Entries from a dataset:
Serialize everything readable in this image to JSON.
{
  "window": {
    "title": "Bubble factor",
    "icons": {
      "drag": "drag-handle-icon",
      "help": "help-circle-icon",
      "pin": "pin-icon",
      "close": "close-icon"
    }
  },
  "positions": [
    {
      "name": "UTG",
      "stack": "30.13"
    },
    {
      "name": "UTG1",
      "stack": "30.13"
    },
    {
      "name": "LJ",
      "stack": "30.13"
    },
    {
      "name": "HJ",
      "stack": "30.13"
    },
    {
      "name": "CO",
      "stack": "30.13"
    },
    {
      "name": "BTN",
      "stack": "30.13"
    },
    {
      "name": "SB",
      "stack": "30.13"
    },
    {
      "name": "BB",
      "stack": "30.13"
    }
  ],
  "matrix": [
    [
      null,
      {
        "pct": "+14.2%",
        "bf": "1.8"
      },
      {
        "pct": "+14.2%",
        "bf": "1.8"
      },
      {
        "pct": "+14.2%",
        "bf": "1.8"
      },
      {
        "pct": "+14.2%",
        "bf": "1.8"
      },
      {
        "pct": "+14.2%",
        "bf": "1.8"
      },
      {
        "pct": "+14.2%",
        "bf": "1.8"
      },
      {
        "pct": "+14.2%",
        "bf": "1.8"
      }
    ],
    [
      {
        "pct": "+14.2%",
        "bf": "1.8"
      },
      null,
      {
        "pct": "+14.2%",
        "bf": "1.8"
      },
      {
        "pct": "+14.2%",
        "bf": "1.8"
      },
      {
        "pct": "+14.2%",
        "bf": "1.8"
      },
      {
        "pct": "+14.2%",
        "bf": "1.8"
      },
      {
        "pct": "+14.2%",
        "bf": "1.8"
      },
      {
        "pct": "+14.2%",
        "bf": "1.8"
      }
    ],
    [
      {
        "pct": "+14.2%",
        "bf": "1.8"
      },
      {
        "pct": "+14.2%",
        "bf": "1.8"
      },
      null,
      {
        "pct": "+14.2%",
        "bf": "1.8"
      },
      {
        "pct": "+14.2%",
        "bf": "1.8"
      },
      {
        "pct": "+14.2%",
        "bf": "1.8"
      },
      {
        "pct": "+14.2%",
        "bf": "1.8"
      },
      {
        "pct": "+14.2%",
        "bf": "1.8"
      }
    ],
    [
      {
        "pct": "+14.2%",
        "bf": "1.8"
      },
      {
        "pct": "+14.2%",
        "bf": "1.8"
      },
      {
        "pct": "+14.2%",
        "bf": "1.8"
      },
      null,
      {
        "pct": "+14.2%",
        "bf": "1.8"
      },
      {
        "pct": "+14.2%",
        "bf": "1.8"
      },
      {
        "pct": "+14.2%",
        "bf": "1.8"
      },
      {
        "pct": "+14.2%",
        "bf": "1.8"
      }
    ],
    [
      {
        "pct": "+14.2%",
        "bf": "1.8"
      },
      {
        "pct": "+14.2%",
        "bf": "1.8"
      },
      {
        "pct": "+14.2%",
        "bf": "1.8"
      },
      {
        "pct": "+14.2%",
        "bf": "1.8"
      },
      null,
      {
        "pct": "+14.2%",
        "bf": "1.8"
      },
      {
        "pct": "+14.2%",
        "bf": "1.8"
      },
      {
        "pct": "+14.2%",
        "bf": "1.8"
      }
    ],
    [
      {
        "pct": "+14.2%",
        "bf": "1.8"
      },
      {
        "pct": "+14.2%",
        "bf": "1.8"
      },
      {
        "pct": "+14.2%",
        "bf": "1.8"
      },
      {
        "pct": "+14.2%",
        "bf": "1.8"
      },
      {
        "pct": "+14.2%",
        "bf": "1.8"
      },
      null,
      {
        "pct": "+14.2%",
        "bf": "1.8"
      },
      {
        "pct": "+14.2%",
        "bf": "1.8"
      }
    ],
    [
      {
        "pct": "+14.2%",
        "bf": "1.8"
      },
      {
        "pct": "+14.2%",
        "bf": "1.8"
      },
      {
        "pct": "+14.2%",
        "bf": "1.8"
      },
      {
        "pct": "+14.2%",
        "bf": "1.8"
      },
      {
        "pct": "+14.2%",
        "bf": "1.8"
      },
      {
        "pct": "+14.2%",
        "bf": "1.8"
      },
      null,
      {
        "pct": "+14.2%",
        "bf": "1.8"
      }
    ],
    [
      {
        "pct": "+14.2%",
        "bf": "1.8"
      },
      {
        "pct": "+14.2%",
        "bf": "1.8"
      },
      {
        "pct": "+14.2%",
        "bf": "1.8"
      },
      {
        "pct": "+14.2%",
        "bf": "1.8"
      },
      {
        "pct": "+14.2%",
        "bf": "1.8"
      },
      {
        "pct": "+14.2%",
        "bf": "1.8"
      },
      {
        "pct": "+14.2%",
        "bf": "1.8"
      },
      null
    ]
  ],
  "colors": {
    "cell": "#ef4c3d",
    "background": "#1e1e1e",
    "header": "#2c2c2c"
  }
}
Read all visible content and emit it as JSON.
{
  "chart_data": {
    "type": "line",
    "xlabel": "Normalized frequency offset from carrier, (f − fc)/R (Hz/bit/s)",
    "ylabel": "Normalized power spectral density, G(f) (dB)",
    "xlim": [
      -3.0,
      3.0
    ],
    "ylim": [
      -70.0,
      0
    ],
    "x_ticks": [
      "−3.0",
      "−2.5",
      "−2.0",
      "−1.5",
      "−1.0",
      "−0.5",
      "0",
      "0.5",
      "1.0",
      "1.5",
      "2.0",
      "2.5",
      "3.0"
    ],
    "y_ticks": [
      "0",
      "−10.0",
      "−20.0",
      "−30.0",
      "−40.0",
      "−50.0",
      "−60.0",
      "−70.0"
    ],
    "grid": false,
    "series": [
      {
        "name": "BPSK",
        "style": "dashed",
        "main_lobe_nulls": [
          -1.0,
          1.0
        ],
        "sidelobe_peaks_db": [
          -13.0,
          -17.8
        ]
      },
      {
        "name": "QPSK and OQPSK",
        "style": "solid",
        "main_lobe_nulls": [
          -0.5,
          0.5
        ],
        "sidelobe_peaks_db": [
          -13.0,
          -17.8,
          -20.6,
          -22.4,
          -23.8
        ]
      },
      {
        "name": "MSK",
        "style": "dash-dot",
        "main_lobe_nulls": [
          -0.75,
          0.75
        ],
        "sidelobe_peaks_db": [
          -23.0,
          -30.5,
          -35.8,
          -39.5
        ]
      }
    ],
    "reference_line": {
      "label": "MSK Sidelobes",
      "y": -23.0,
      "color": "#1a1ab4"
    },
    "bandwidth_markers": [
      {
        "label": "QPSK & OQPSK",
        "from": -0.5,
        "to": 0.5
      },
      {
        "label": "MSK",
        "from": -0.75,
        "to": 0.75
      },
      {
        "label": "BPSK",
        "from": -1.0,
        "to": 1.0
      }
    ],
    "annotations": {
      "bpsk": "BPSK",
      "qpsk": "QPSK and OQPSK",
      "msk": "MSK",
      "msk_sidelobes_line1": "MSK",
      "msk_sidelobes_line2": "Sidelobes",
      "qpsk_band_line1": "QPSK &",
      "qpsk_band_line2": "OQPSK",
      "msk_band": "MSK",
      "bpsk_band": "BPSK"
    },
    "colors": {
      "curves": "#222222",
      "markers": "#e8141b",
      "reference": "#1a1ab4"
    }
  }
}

● Written exercise: Show the lines of the records that contain the word "name".

● Solved exercise:
      "name": "UTG",
      "name": "UTG1",
      "name": "LJ",
      "name": "HJ",
      "name": "CO",
      "name": "BTN",
      "name": "SB",
      "name": "BB",
        "name": "BPSK",
        "name": "QPSK and OQPSK",
        "name": "MSK",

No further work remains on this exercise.